## Exercise details
Copy every line with the string "value" in it.

## Entries
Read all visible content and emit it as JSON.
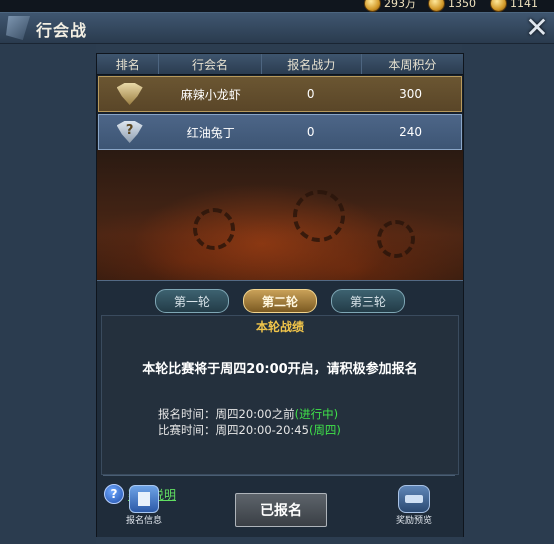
{
  "resources": [
    {
      "icon": "gold-coin-icon",
      "value": "293万"
    },
    {
      "icon": "ingot-icon",
      "value": "1350"
    },
    {
      "icon": "ingot-icon",
      "value": "1141"
    }
  ],
  "window": {
    "title": "行会战"
  },
  "table": {
    "headers": [
      "排名",
      "行会名",
      "报名战力",
      "本周积分"
    ],
    "rows": [
      {
        "rank_icon": "gold-rank-badge-icon",
        "name": "麻辣小龙虾",
        "power": "0",
        "score": "300"
      },
      {
        "rank_icon": "unknown-rank-badge-icon",
        "name": "红油兔丁",
        "power": "0",
        "score": "240"
      }
    ]
  },
  "rounds": {
    "tabs": [
      "第一轮",
      "第二轮",
      "第三轮"
    ],
    "selected": "第二轮",
    "section_title": "本轮战绩",
    "notice": "本轮比赛将于周四20:00开启，请积极参加报名",
    "signup_time_label": "报名时间：",
    "signup_time": "周四20:00之前",
    "signup_status": "(进行中)",
    "match_time_label": "比赛时间：",
    "match_time": "周四20:00-20:45",
    "match_day": "(周四)"
  },
  "help": {
    "label": "赛程说明"
  },
  "bottom": {
    "info_label": "报名信息",
    "signup_button": "已报名",
    "reward_label": "奖励预览"
  },
  "colors": {
    "accent_gold": "#f0c44a",
    "status_green": "#3fe24a"
  }
}
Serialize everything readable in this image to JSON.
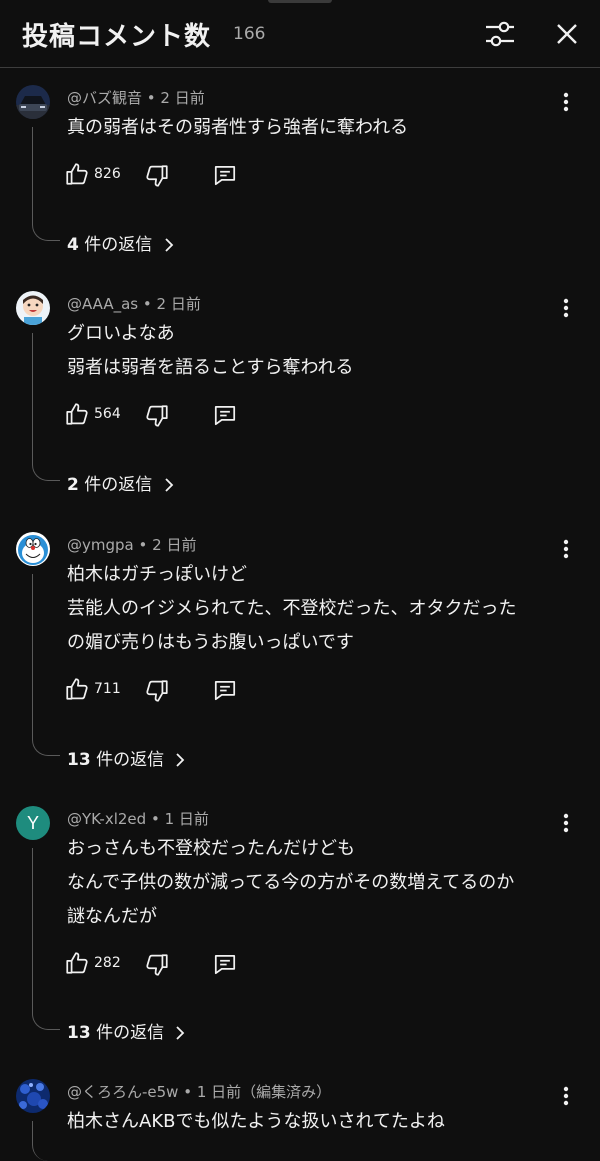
{
  "header": {
    "title": "投稿コメント数",
    "count": "166"
  },
  "comments": [
    {
      "author": "@バズ観音",
      "time": "2 日前",
      "lines": [
        "真の弱者はその弱者性すら強者に奪われる"
      ],
      "likes": "826",
      "reply_count": "4",
      "reply_suffix": "件の返信"
    },
    {
      "author": "@AAA_as",
      "time": "2 日前",
      "lines": [
        "グロいよなあ",
        "弱者は弱者を語ることすら奪われる"
      ],
      "likes": "564",
      "reply_count": "2",
      "reply_suffix": "件の返信"
    },
    {
      "author": "@ymgpa",
      "time": "2 日前",
      "lines": [
        "柏木はガチっぽいけど",
        "芸能人のイジメられてた、不登校だった、オタクだった",
        "の媚び売りはもうお腹いっぱいです"
      ],
      "likes": "711",
      "reply_count": "13",
      "reply_suffix": "件の返信"
    },
    {
      "author": "@YK-xl2ed",
      "time": "1 日前",
      "avatar_letter": "Y",
      "lines": [
        "おっさんも不登校だったんだけども",
        "なんで子供の数が減ってる今の方がその数増えてるのか",
        "謎なんだが"
      ],
      "likes": "282",
      "reply_count": "13",
      "reply_suffix": "件の返信"
    },
    {
      "author": "@くろろん-e5w",
      "time": "1 日前（編集済み）",
      "lines": [
        "柏木さんAKBでも似たような扱いされてたよね"
      ]
    }
  ],
  "colors": {
    "background": "#0f0f0f",
    "text": "#f1f1f1",
    "secondary": "#aaaaaa",
    "avatar_y": "#1e8c7e"
  },
  "icons": [
    "filter-icon",
    "close-icon",
    "more-vert-icon",
    "thumb-up-icon",
    "thumb-down-icon",
    "reply-icon",
    "chevron-right-icon"
  ]
}
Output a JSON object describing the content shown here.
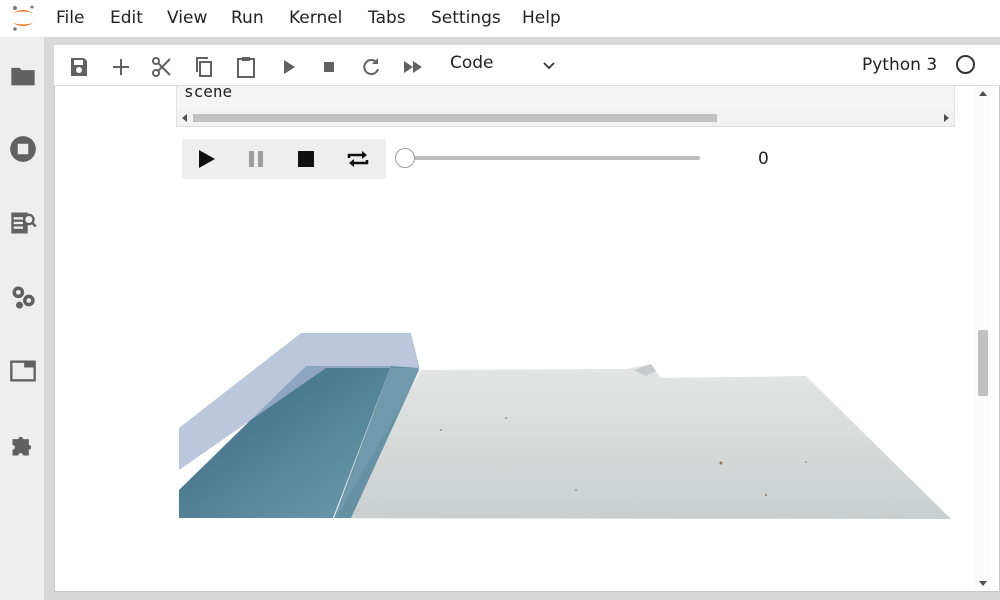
{
  "menubar": {
    "items": [
      "File",
      "Edit",
      "View",
      "Run",
      "Kernel",
      "Tabs",
      "Settings",
      "Help"
    ]
  },
  "sidebar": {
    "icons": [
      "folder-icon",
      "running-icon",
      "property-inspector-icon",
      "extension-settings-icon",
      "tabs-icon",
      "puzzle-icon"
    ]
  },
  "toolbar": {
    "cell_type": "Code",
    "kernel_name": "Python 3",
    "buttons": [
      "save-icon",
      "add-cell-icon",
      "cut-icon",
      "copy-icon",
      "paste-icon",
      "run-icon",
      "stop-icon",
      "restart-icon",
      "fast-forward-icon"
    ]
  },
  "cell": {
    "code": "scene"
  },
  "play_widget": {
    "value": "0",
    "progress": 0
  },
  "colors": {
    "accent_orange": "#f37726",
    "water": "#3f6f88",
    "water_light": "#a9b7d2",
    "terrain": "#d4d9d8"
  }
}
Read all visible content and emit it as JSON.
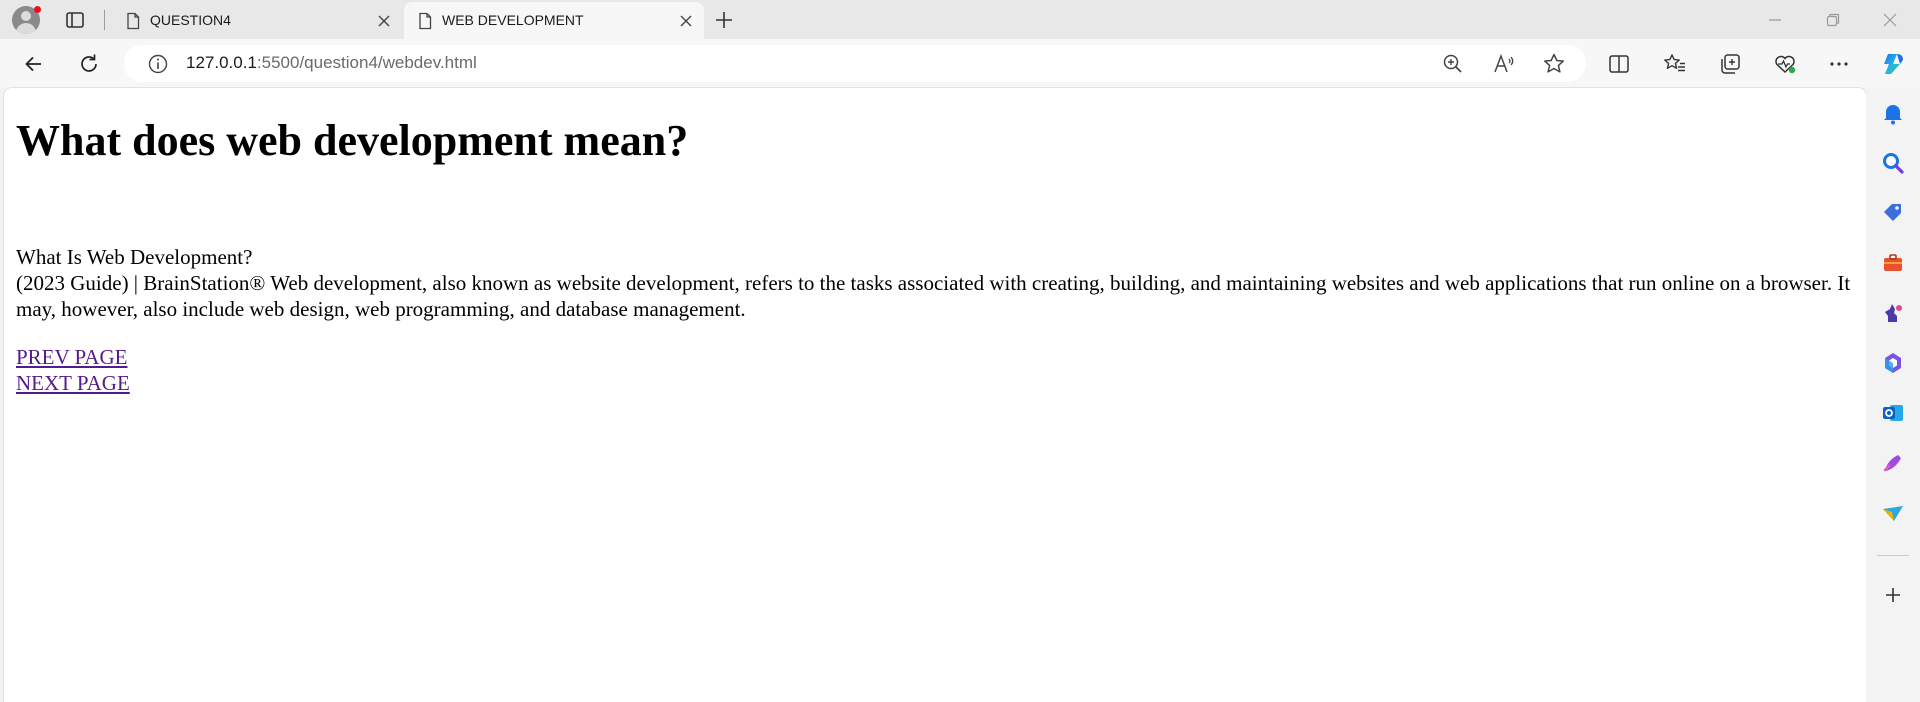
{
  "browser": {
    "tabs": [
      {
        "title": "QUESTION4",
        "active": false
      },
      {
        "title": "WEB DEVELOPMENT",
        "active": true
      }
    ],
    "address": {
      "host": "127.0.0.1",
      "path": ":5500/question4/webdev.html"
    },
    "colors": {
      "profile_badge": "#e81123",
      "copilot": "#1a73e8",
      "link_visited": "#551a8b"
    },
    "toolbar_icons": [
      "back-icon",
      "refresh-icon",
      "site-info-icon",
      "zoom-icon",
      "read-aloud-icon",
      "favorite-star-icon",
      "split-screen-icon",
      "favorites-icon",
      "collections-icon",
      "browser-essentials-icon",
      "more-icon",
      "copilot-icon"
    ],
    "sidebar_icons": [
      "notifications-icon",
      "search-icon",
      "shopping-icon",
      "tools-icon",
      "games-icon",
      "microsoft-365-icon",
      "outlook-icon",
      "designer-icon",
      "send-icon",
      "add-icon"
    ]
  },
  "page": {
    "heading": "What does web development mean?",
    "question": "What Is Web Development?",
    "paragraph": "(2023 Guide) | BrainStation® Web development, also known as website development, refers to the tasks associated with creating, building, and maintaining websites and web applications that run online on a browser. It may, however, also include web design, web programming, and database management.",
    "links": {
      "prev": "PREV PAGE",
      "next": "NEXT PAGE"
    }
  }
}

## Result for this exercise
      "value": "293万"
      "value": "1350"
      "value": "1141"
    "value": "0",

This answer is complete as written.